● DATA SHOWN:
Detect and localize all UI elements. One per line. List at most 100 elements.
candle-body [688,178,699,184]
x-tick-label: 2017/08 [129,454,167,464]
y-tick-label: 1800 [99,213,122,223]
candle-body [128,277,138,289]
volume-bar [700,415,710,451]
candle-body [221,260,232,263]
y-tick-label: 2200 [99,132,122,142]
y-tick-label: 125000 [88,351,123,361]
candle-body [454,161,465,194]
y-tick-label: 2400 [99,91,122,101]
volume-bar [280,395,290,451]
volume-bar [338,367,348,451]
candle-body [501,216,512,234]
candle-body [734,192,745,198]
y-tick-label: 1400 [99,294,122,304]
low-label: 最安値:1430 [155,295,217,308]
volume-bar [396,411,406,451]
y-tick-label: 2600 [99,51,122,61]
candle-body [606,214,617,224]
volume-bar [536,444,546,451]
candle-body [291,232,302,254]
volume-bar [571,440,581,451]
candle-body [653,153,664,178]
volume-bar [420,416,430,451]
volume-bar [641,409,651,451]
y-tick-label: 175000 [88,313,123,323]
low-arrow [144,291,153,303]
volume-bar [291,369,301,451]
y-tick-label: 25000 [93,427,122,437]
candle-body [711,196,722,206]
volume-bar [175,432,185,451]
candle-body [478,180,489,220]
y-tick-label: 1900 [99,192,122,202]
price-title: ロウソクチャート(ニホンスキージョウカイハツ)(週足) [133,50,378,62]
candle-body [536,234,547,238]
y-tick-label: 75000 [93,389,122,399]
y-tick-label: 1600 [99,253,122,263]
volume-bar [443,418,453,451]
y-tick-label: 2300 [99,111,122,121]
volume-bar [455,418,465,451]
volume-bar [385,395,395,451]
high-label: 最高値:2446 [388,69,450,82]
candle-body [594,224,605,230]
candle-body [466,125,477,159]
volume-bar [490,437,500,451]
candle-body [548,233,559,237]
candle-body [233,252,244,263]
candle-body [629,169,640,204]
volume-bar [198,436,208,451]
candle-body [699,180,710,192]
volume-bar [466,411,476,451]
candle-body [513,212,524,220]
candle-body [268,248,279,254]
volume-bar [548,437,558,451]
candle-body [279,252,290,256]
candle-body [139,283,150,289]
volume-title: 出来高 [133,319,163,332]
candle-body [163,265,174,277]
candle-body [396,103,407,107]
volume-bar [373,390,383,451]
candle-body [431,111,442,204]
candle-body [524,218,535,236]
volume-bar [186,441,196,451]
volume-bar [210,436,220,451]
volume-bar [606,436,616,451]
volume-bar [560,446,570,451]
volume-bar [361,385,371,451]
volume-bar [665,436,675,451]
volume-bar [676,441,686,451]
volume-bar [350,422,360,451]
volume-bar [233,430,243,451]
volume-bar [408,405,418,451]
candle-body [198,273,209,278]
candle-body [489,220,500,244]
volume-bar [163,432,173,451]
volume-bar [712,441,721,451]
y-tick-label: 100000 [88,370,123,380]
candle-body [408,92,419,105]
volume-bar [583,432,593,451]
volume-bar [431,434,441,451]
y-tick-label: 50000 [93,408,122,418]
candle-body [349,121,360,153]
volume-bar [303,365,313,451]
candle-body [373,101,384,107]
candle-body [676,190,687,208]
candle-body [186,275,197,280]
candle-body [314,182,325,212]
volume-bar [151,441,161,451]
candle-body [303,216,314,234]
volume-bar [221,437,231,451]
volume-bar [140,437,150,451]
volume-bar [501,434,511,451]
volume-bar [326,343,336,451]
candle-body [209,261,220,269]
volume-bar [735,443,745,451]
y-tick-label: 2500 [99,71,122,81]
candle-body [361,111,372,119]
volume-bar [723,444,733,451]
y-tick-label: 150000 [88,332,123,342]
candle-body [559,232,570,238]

● DIRECTIONS FOR THIS TASK: Rewrite the entries above with every "volume-bar" changed to "volume-column", leaving all other text unchanged.

● CORRECT ANSWER:
Detect and localize all UI elements. One per line. List at most 100 elements.
candle-body [688,178,699,184]
x-tick-label: 2017/08 [129,454,167,464]
y-tick-label: 1800 [99,213,122,223]
candle-body [128,277,138,289]
volume-column [700,415,710,451]
candle-body [221,260,232,263]
y-tick-label: 2200 [99,132,122,142]
y-tick-label: 125000 [88,351,123,361]
candle-body [454,161,465,194]
y-tick-label: 2400 [99,91,122,101]
volume-column [280,395,290,451]
volume-column [338,367,348,451]
candle-body [501,216,512,234]
candle-body [734,192,745,198]
y-tick-label: 1400 [99,294,122,304]
low-label: 最安値:1430 [155,295,217,308]
volume-column [396,411,406,451]
y-tick-label: 2600 [99,51,122,61]
candle-body [606,214,617,224]
volume-column [536,444,546,451]
candle-body [291,232,302,254]
volume-column [571,440,581,451]
candle-body [653,153,664,178]
volume-column [420,416,430,451]
volume-column [641,409,651,451]
y-tick-label: 175000 [88,313,123,323]
low-arrow [144,291,153,303]
volume-column [291,369,301,451]
y-tick-label: 25000 [93,427,122,437]
candle-body [711,196,722,206]
volume-column [175,432,185,451]
candle-body [478,180,489,220]
y-tick-label: 1900 [99,192,122,202]
price-title: ロウソクチャート(ニホンスキージョウカイハツ)(週足) [133,50,378,62]
candle-body [536,234,547,238]
y-tick-label: 75000 [93,389,122,399]
y-tick-label: 1600 [99,253,122,263]
volume-column [443,418,453,451]
y-tick-label: 2300 [99,111,122,121]
volume-column [455,418,465,451]
volume-column [385,395,395,451]
high-label: 最高値:2446 [388,69,450,82]
candle-body [594,224,605,230]
candle-body [466,125,477,159]
volume-column [490,437,500,451]
candle-body [548,233,559,237]
candle-body [233,252,244,263]
candle-body [629,169,640,204]
volume-column [198,436,208,451]
candle-body [699,180,710,192]
volume-column [466,411,476,451]
candle-body [513,212,524,220]
candle-body [268,248,279,254]
volume-column [548,437,558,451]
candle-body [279,252,290,256]
candle-body [139,283,150,289]
volume-title: 出来高 [133,319,163,332]
candle-body [163,265,174,277]
candle-body [396,103,407,107]
volume-column [373,390,383,451]
candle-body [431,111,442,204]
candle-body [524,218,535,236]
volume-column [186,441,196,451]
volume-column [210,436,220,451]
volume-column [606,436,616,451]
volume-column [560,446,570,451]
volume-column [361,385,371,451]
volume-column [665,436,675,451]
volume-column [676,441,686,451]
volume-column [350,422,360,451]
volume-column [233,430,243,451]
volume-column [408,405,418,451]
candle-body [198,273,209,278]
candle-body [489,220,500,244]
volume-column [163,432,173,451]
volume-column [712,441,721,451]
y-tick-label: 100000 [88,370,123,380]
candle-body [408,92,419,105]
volume-column [583,432,593,451]
volume-column [431,434,441,451]
y-tick-label: 50000 [93,408,122,418]
candle-body [349,121,360,153]
volume-column [303,365,313,451]
candle-body [373,101,384,107]
candle-body [676,190,687,208]
candle-body [186,275,197,280]
candle-body [314,182,325,212]
volume-column [151,441,161,451]
candle-body [303,216,314,234]
volume-column [221,437,231,451]
volume-column [140,437,150,451]
volume-column [501,434,511,451]
volume-column [326,343,336,451]
candle-body [209,261,220,269]
volume-column [735,443,745,451]
y-tick-label: 2500 [99,71,122,81]
candle-body [361,111,372,119]
volume-column [723,444,733,451]
y-tick-label: 150000 [88,332,123,342]
candle-body [559,232,570,238]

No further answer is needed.